## TASK DESCRIPTION
Return every line of the records below verbatim, with no pictures in the copy.

[Figure collection entries]
● ● ● ●

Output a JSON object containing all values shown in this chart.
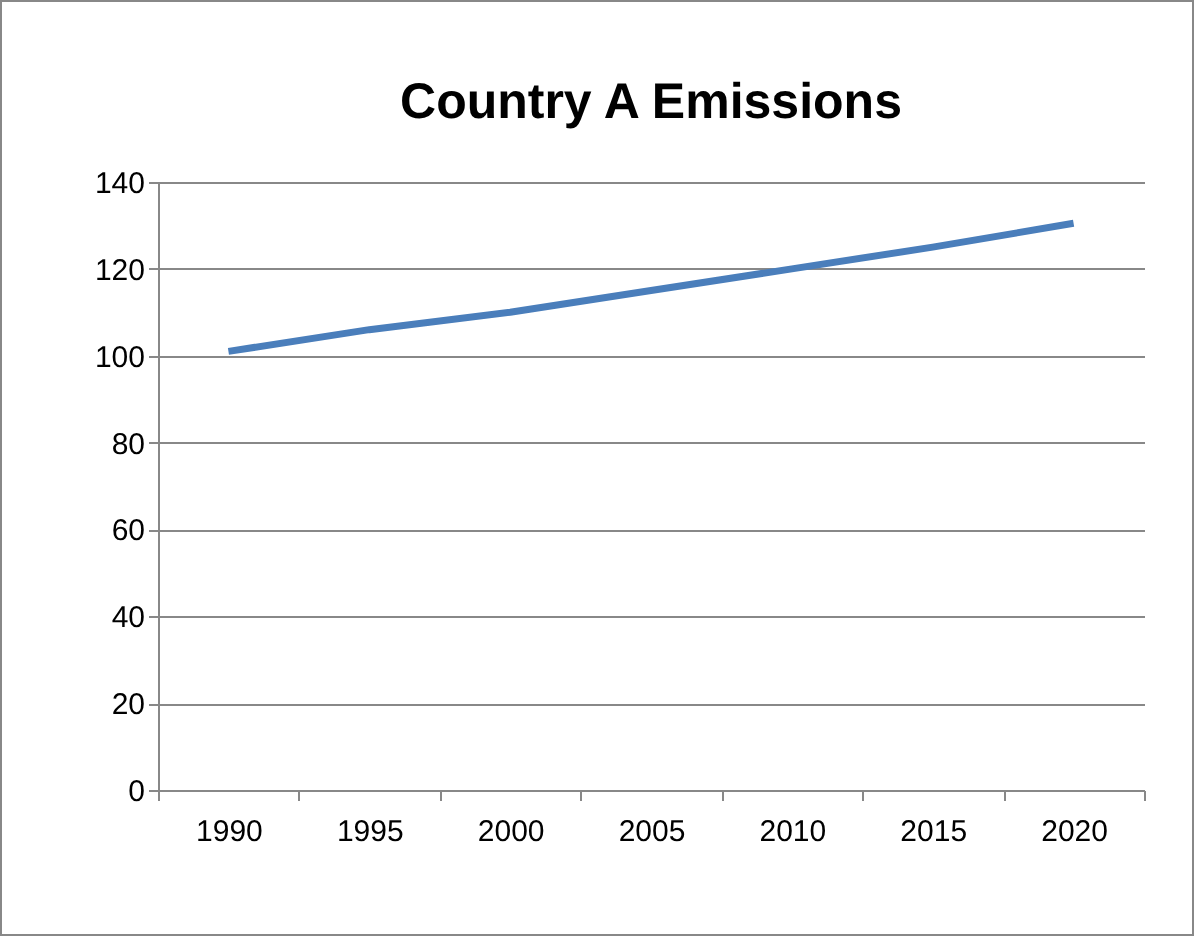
{
  "chart_data": {
    "type": "line",
    "title": "Country A Emissions",
    "categories": [
      "1990",
      "1995",
      "2000",
      "2005",
      "2010",
      "2015",
      "2020"
    ],
    "series": [
      {
        "color": "#4a7ebb",
        "values": [
          101,
          106,
          110,
          115,
          120,
          125,
          130.5
        ]
      }
    ],
    "ylim": [
      0,
      140
    ],
    "yticks": [
      0,
      20,
      40,
      60,
      80,
      100,
      120,
      140
    ],
    "grid": "y",
    "legend": false,
    "marker": "none",
    "line_style": "solid"
  }
}
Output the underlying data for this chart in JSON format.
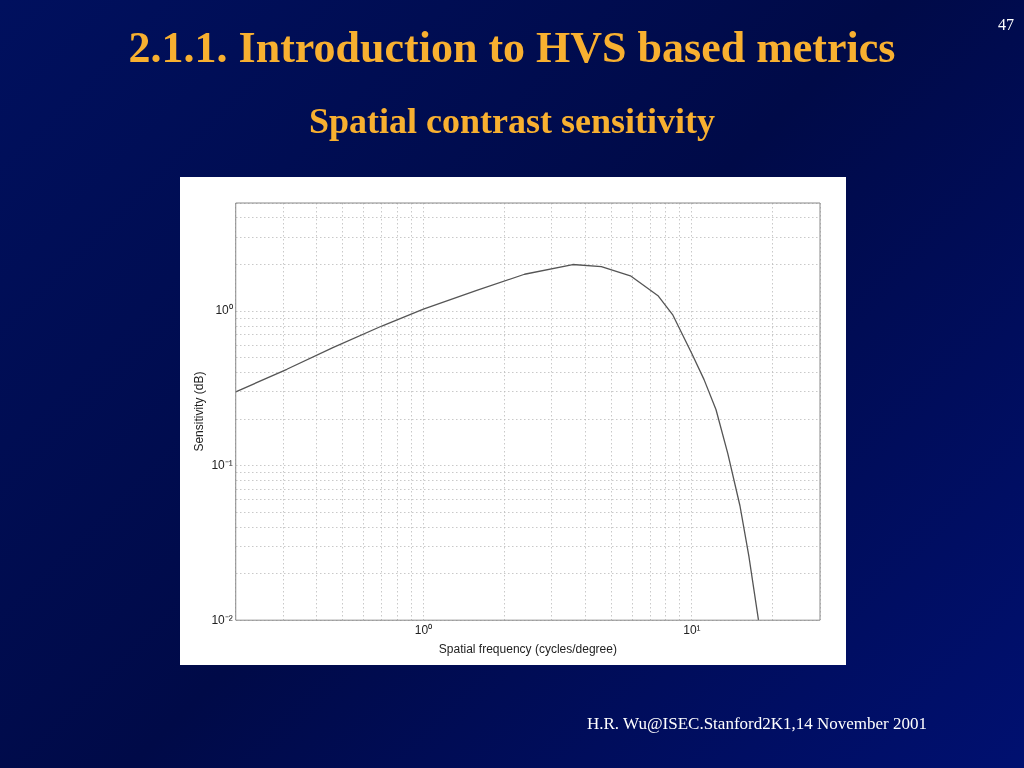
{
  "chart_data": {
    "type": "line",
    "title": "2.1.1. Introduction to HVS based metrics",
    "subtitle": "Spatial contrast sensitivity",
    "xlabel": "Spatial frequency (cycles/degree)",
    "ylabel": "Sensitivity (dB)",
    "annotations": [
      "47",
      "H.R. Wu@ISEC.Stanford2K1,14 November 2001"
    ],
    "x": [
      0.2,
      0.31,
      0.46,
      0.7,
      1.0,
      1.58,
      2.38,
      3.6,
      4.6,
      5.9,
      7.5,
      8.5,
      10,
      11.1,
      12.3,
      13.6,
      15.1,
      16.3,
      17.7
    ],
    "series": [
      {
        "color": "#555555",
        "values": [
          0.3,
          0.42,
          0.58,
          0.8,
          1.03,
          1.36,
          1.73,
          2.0,
          1.94,
          1.69,
          1.25,
          0.94,
          0.53,
          0.36,
          0.23,
          0.12,
          0.055,
          0.026,
          0.01
        ]
      }
    ],
    "xlim": [
      0.2,
      30
    ],
    "ylim": [
      0.01,
      5
    ],
    "xticks": [
      {
        "value": 0.2,
        "label": null
      },
      {
        "value": 0.3,
        "label": null
      },
      {
        "value": 0.4,
        "label": null
      },
      {
        "value": 0.5,
        "label": null
      },
      {
        "value": 0.6,
        "label": null
      },
      {
        "value": 0.7,
        "label": null
      },
      {
        "value": 0.8,
        "label": null
      },
      {
        "value": 0.9,
        "label": null
      },
      {
        "value": 1,
        "label": "10⁰"
      },
      {
        "value": 2,
        "label": null
      },
      {
        "value": 3,
        "label": null
      },
      {
        "value": 4,
        "label": null
      },
      {
        "value": 5,
        "label": null
      },
      {
        "value": 6,
        "label": null
      },
      {
        "value": 7,
        "label": null
      },
      {
        "value": 8,
        "label": null
      },
      {
        "value": 9,
        "label": null
      },
      {
        "value": 10,
        "label": "10¹"
      },
      {
        "value": 20,
        "label": null
      },
      {
        "value": 30,
        "label": null
      }
    ],
    "yticks": [
      {
        "value": 0.01,
        "label": "10⁻²"
      },
      {
        "value": 0.02,
        "label": null
      },
      {
        "value": 0.03,
        "label": null
      },
      {
        "value": 0.04,
        "label": null
      },
      {
        "value": 0.05,
        "label": null
      },
      {
        "value": 0.06,
        "label": null
      },
      {
        "value": 0.07,
        "label": null
      },
      {
        "value": 0.08,
        "label": null
      },
      {
        "value": 0.09,
        "label": null
      },
      {
        "value": 0.1,
        "label": "10⁻¹"
      },
      {
        "value": 0.2,
        "label": null
      },
      {
        "value": 0.3,
        "label": null
      },
      {
        "value": 0.4,
        "label": null
      },
      {
        "value": 0.5,
        "label": null
      },
      {
        "value": 0.6,
        "label": null
      },
      {
        "value": 0.7,
        "label": null
      },
      {
        "value": 0.8,
        "label": null
      },
      {
        "value": 0.9,
        "label": null
      },
      {
        "value": 1,
        "label": "10⁰"
      },
      {
        "value": 2,
        "label": null
      },
      {
        "value": 3,
        "label": null
      },
      {
        "value": 4,
        "label": null
      },
      {
        "value": 5,
        "label": null
      }
    ],
    "log": "xy",
    "grid": true,
    "legend": false,
    "marker": "none",
    "line_style": "solid"
  }
}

● ● ● ●

## EXERCISE RESPONSE
Output a JSON object containing all values shown in this chart.
{
  "chart_data": {
    "type": "line",
    "title": "Country A Emissions",
    "categories": [
      "1990",
      "1995",
      "2000",
      "2005",
      "2010",
      "2015",
      "2020"
    ],
    "series": [
      {
        "color": "#4a7ebb",
        "values": [
          101,
          106,
          110,
          115,
          120,
          125,
          130.5
        ]
      }
    ],
    "ylim": [
      0,
      140
    ],
    "yticks": [
      0,
      20,
      40,
      60,
      80,
      100,
      120,
      140
    ],
    "grid": "y",
    "legend": false,
    "marker": "none",
    "line_style": "solid"
  }
}
Output the underlying data for this chart in JSON format.
{
  "chart_data": {
    "type": "line",
    "title": "2.1.1. Introduction to HVS based metrics",
    "subtitle": "Spatial contrast sensitivity",
    "xlabel": "Spatial frequency (cycles/degree)",
    "ylabel": "Sensitivity (dB)",
    "annotations": [
      "47",
      "H.R. Wu@ISEC.Stanford2K1,14 November 2001"
    ],
    "x": [
      0.2,
      0.31,
      0.46,
      0.7,
      1.0,
      1.58,
      2.38,
      3.6,
      4.6,
      5.9,
      7.5,
      8.5,
      10,
      11.1,
      12.3,
      13.6,
      15.1,
      16.3,
      17.7
    ],
    "series": [
      {
        "color": "#555555",
        "values": [
          0.3,
          0.42,
          0.58,
          0.8,
          1.03,
          1.36,
          1.73,
          2.0,
          1.94,
          1.69,
          1.25,
          0.94,
          0.53,
          0.36,
          0.23,
          0.12,
          0.055,
          0.026,
          0.01
        ]
      }
    ],
    "xlim": [
      0.2,
      30
    ],
    "ylim": [
      0.01,
      5
    ],
    "xticks": [
      {
        "value": 0.2,
        "label": null
      },
      {
        "value": 0.3,
        "label": null
      },
      {
        "value": 0.4,
        "label": null
      },
      {
        "value": 0.5,
        "label": null
      },
      {
        "value": 0.6,
        "label": null
      },
      {
        "value": 0.7,
        "label": null
      },
      {
        "value": 0.8,
        "label": null
      },
      {
        "value": 0.9,
        "label": null
      },
      {
        "value": 1,
        "label": "10⁰"
      },
      {
        "value": 2,
        "label": null
      },
      {
        "value": 3,
        "label": null
      },
      {
        "value": 4,
        "label": null
      },
      {
        "value": 5,
        "label": null
      },
      {
        "value": 6,
        "label": null
      },
      {
        "value": 7,
        "label": null
      },
      {
        "value": 8,
        "label": null
      },
      {
        "value": 9,
        "label": null
      },
      {
        "value": 10,
        "label": "10¹"
      },
      {
        "value": 20,
        "label": null
      },
      {
        "value": 30,
        "label": null
      }
    ],
    "yticks": [
      {
        "value": 0.01,
        "label": "10⁻²"
      },
      {
        "value": 0.02,
        "label": null
      },
      {
        "value": 0.03,
        "label": null
      },
      {
        "value": 0.04,
        "label": null
      },
      {
        "value": 0.05,
        "label": null
      },
      {
        "value": 0.06,
        "label": null
      },
      {
        "value": 0.07,
        "label": null
      },
      {
        "value": 0.08,
        "label": null
      },
      {
        "value": 0.09,
        "label": null
      },
      {
        "value": 0.1,
        "label": "10⁻¹"
      },
      {
        "value": 0.2,
        "label": null
      },
      {
        "value": 0.3,
        "label": null
      },
      {
        "value": 0.4,
        "label": null
      },
      {
        "value": 0.5,
        "label": null
      },
      {
        "value": 0.6,
        "label": null
      },
      {
        "value": 0.7,
        "label": null
      },
      {
        "value": 0.8,
        "label": null
      },
      {
        "value": 0.9,
        "label": null
      },
      {
        "value": 1,
        "label": "10⁰"
      },
      {
        "value": 2,
        "label": null
      },
      {
        "value": 3,
        "label": null
      },
      {
        "value": 4,
        "label": null
      },
      {
        "value": 5,
        "label": null
      }
    ],
    "log": "xy",
    "grid": true,
    "legend": false,
    "marker": "none",
    "line_style": "solid"
  }
}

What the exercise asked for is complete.